• Instructions for the task: Scan the records for the word "为经济发展提供基础保障". Copy each line that includes it.
■ ■ ■ ■ ■
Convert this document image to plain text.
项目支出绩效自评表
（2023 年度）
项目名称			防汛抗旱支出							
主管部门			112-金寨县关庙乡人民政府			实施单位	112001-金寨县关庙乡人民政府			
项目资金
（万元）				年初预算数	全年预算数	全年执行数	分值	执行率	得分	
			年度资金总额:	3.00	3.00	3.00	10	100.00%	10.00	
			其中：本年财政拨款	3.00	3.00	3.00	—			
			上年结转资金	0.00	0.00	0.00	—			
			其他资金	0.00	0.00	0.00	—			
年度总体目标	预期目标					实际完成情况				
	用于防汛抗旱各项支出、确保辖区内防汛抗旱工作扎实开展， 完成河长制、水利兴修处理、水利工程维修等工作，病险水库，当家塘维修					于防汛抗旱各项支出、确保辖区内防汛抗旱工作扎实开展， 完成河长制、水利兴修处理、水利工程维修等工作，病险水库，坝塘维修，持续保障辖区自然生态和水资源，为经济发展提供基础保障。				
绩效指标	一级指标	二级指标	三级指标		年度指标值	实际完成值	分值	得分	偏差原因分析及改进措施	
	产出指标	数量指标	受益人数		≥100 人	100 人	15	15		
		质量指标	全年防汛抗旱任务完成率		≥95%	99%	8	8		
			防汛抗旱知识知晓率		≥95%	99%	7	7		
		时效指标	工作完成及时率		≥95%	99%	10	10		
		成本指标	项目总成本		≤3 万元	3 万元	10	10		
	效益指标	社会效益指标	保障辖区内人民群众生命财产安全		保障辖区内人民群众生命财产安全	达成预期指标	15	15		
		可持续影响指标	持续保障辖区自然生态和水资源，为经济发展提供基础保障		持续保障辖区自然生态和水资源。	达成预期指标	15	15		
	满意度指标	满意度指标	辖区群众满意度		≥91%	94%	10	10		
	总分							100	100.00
■ ■ ■ ■ ■
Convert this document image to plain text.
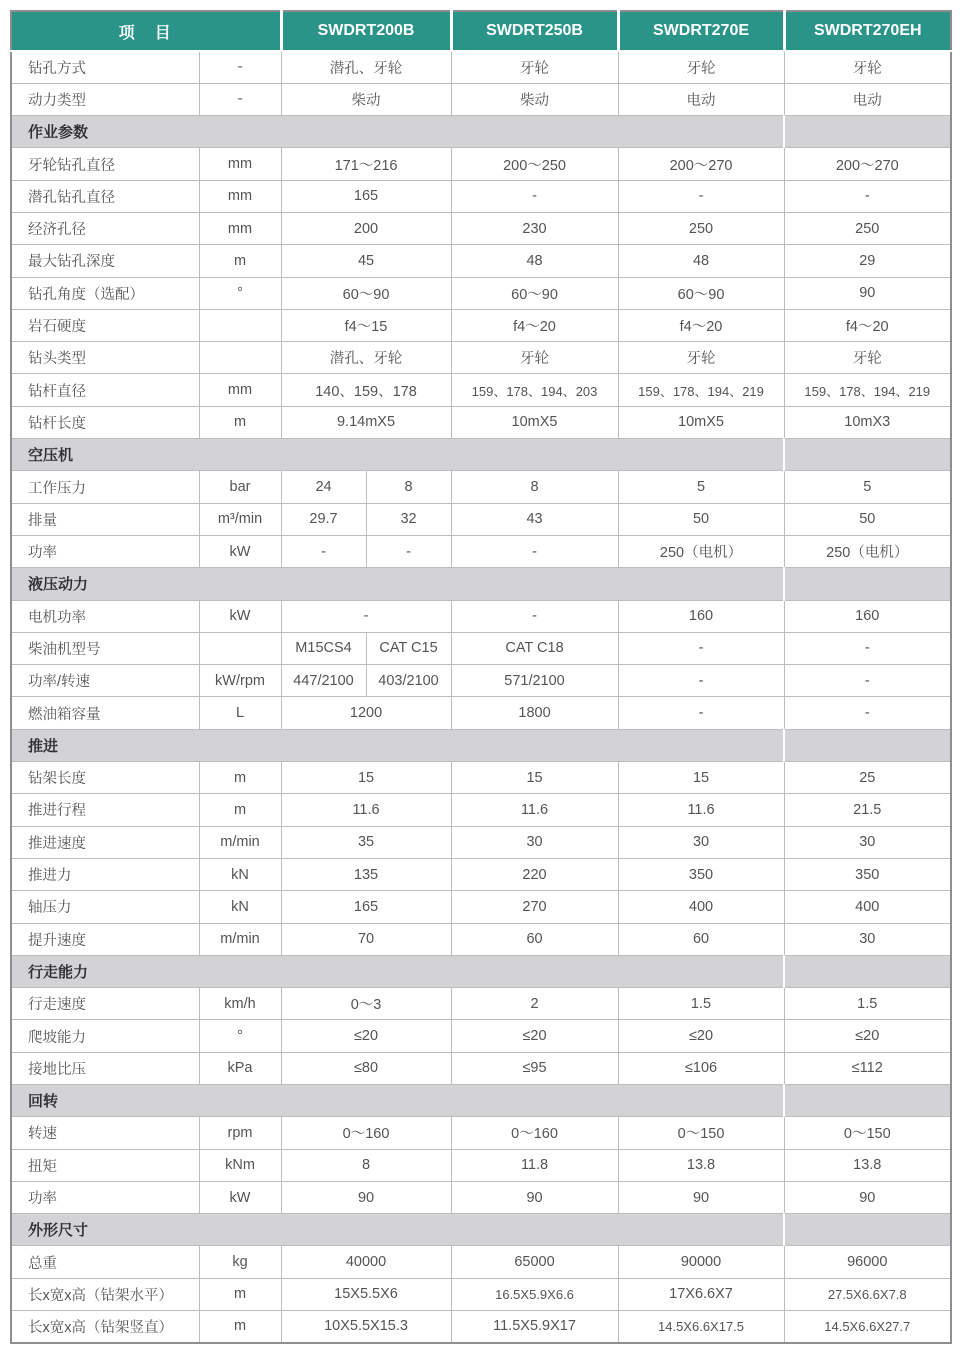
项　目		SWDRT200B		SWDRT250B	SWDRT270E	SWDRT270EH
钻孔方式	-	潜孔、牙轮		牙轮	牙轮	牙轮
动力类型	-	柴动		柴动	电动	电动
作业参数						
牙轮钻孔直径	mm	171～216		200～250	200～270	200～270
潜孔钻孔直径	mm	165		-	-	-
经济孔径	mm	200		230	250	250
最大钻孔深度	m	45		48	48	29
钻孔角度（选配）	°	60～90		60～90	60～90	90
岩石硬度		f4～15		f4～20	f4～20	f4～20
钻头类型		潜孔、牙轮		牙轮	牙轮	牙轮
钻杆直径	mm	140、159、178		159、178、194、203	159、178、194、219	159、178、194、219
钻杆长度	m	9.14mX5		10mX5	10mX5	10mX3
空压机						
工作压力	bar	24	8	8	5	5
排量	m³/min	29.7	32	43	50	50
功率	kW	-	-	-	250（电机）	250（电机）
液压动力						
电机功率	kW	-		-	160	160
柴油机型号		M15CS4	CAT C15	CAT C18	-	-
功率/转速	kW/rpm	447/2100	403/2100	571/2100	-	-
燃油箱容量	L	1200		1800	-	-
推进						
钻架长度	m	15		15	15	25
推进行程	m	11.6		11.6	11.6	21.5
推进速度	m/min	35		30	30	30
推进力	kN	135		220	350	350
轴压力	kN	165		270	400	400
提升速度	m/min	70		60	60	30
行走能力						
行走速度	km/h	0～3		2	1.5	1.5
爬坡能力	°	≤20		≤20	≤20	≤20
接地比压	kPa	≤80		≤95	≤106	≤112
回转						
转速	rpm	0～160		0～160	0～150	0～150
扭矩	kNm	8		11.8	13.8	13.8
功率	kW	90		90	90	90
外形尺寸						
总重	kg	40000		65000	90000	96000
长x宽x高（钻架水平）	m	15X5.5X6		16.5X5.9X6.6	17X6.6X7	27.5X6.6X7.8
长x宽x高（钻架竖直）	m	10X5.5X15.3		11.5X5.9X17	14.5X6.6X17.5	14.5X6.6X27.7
■ ■ ■ ■ ■
• Finished task:
	用于防汛抗旱各项支出、确保辖区内防汛抗旱工作扎实开展， 完成河长制、水利兴修处理、水利工程维修等工作，病险水库，当家塘维修					于防汛抗旱各项支出、确保辖区内防汛抗旱工作扎实开展， 完成河长制、水利兴修处理、水利工程维修等工作，病险水库，坝塘维修，持续保障辖区自然生态和水资源，为经济发展提供基础保障。				
		可持续影响指标	持续保障辖区自然生态和水资源，为经济发展提供基础保障		持续保障辖区自然生态和水资源。	达成预期指标	15	15		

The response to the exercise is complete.